— SOURCE PASSAGE —
========
The response of a superconductor to an EM field is easiest to derive from the London equations
https://en.wikipedia.org/wiki/London_equations,
see the section on "London penetration depth".
However, the implicit assumption of steady state doesn't hold, of course.
Rather we have to take also the displacement current $\dot{D}=\epsilon \dot{E}$ into account and write
$-\nabla^2 B=\mathrm{rot} (j+\epsilon\dot{E})=-\frac{n_se^2}{m}B+\epsilon \,\mathrm{rot} \dot{ E}$
now, using the first London equation, the displacement current
can also be linked to the superconducting current:
$\frac{ d^2 j_s}{dt^2}=\frac{n_s e^2}{m} \frac{ dE}{dt}$.
So,
$-\nabla^2 B=\mathrm{rot} (j+\dot{E})=-\frac{n_se^2}{m}B+\mathrm{rot} \dot{E} =\frac{n_se^2}{m}B-\epsilon \frac{d^2B}{dt^2}$.
This equation is best analyzed assuming a periodic time dependence $B=B_0 \exp(-i\omega t)$.
Then
$\nabla^2 B_0= (\frac{n_s e^2}{m}-\epsilon \omega^2)B_0=\lambda_L^{-2}(\omega)B_0$.
========
— EXTRACTED INFORMATION —
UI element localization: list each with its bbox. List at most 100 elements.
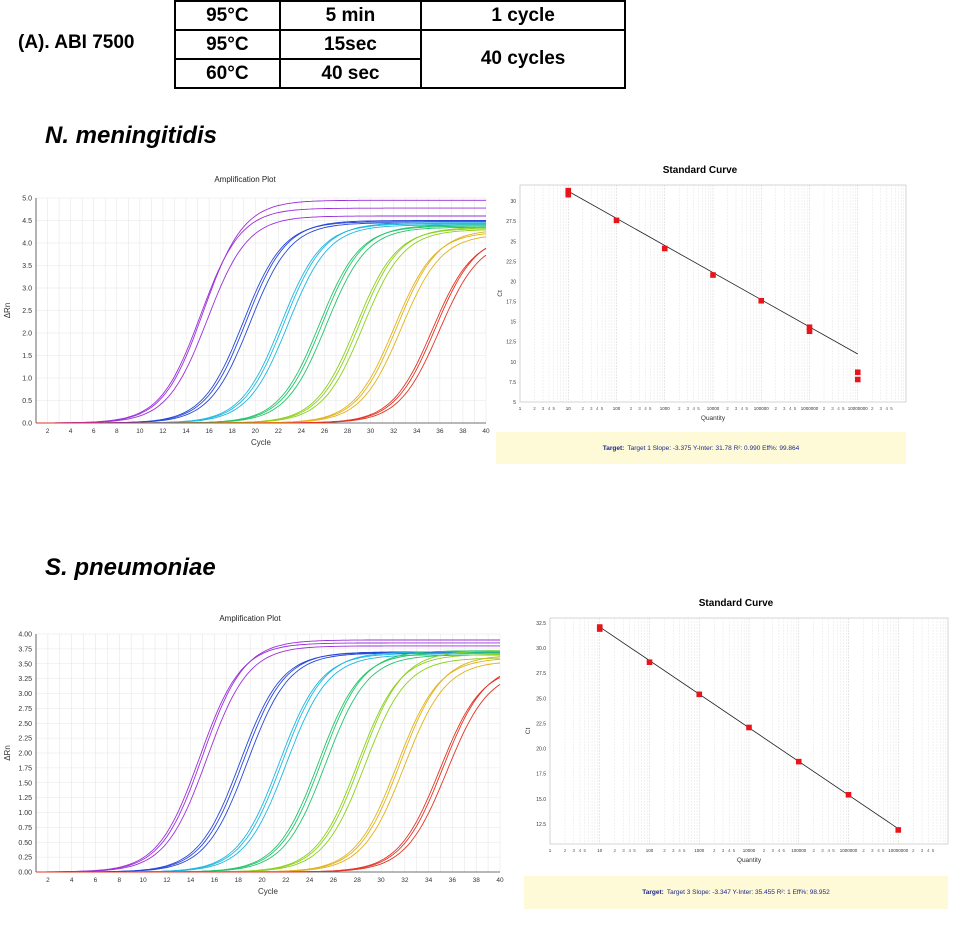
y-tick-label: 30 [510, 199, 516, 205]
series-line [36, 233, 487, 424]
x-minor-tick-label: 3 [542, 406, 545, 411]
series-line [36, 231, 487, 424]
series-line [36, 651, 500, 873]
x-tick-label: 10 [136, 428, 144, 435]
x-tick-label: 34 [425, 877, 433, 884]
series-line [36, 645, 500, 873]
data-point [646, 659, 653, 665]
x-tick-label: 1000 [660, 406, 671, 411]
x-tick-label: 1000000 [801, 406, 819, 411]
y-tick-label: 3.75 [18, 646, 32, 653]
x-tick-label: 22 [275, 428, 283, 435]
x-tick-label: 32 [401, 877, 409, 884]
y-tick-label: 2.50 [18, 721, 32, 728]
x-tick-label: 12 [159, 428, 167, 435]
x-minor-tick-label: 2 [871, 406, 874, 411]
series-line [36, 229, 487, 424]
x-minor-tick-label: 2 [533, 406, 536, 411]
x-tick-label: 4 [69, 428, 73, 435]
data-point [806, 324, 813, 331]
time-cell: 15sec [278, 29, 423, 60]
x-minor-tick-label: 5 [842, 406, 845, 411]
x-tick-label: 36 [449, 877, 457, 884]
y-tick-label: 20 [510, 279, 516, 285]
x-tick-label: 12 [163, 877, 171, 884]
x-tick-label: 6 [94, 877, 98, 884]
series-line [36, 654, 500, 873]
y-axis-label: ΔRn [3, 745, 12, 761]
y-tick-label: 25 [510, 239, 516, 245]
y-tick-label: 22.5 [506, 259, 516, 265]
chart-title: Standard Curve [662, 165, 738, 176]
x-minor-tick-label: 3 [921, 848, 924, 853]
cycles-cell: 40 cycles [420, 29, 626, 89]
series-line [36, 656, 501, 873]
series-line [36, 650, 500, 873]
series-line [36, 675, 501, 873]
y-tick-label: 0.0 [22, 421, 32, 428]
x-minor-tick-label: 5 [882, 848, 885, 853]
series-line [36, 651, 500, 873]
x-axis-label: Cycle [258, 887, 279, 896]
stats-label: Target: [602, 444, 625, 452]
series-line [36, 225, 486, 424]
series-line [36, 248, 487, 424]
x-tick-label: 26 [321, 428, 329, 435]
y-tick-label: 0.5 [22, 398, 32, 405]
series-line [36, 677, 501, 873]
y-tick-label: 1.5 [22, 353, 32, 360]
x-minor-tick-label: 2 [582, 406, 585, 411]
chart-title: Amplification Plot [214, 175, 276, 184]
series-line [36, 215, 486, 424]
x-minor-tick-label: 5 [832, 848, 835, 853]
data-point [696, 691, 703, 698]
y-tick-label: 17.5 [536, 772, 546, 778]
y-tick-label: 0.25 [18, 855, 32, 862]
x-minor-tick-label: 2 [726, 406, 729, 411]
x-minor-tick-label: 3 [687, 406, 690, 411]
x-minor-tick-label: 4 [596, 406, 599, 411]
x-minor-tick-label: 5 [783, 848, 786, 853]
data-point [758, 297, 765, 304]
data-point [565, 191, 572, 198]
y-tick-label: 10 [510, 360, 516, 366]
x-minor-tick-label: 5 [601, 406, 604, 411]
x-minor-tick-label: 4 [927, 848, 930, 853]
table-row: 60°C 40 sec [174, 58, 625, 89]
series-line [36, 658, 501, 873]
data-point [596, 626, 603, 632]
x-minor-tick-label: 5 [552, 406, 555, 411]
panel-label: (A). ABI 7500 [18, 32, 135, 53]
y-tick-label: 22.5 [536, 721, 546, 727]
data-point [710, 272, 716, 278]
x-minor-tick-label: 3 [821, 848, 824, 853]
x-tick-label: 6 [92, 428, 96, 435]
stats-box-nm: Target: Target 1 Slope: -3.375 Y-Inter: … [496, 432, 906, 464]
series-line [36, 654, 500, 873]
========
— SET PROBLEM 1 —
According to the passage on superconductor response, from which equations is the response of a superconductor to an EM field easiest to derive?
— SET PROBLEM 2 —
Duplicate the passage on superconductor response, starting with "The response of" and going on through "dependence $B=B_0 \exp(-i\omega t)$.".
The records play no part in this work.

— EXERCISE SOLUTION 1 —
The London equations.

— EXERCISE SOLUTION 2 —
The response of a superconductor to an EM field is easiest to derive from the London equations
https://en.wikipedia.org/wiki/London_equations,
see the section on "London penetration depth".
However, the implicit assumption of steady state doesn't hold, of course.
Rather we have to take also the displacement current $\dot{D}=\epsilon \dot{E}$ into account and write
$-\nabla^2 B=\mathrm{rot} (j+\epsilon\dot{E})=-\frac{n_se^2}{m}B+\epsilon \,\mathrm{rot} \dot{ E}$
now, using the first London equation, the displacement current
can also be linked to the superconducting current:
$\frac{ d^2 j_s}{dt^2}=\frac{n_s e^2}{m} \frac{ dE}{dt}$.
So,
$-\nabla^2 B=\mathrm{rot} (j+\dot{E})=-\frac{n_se^2}{m}B+\mathrm{rot} \dot{E} =\frac{n_se^2}{m}B-\epsilon \frac{d^2B}{dt^2}$.
This equation is best analyzed assuming a periodic time dependence $B=B_0 \exp(-i\omega t)$.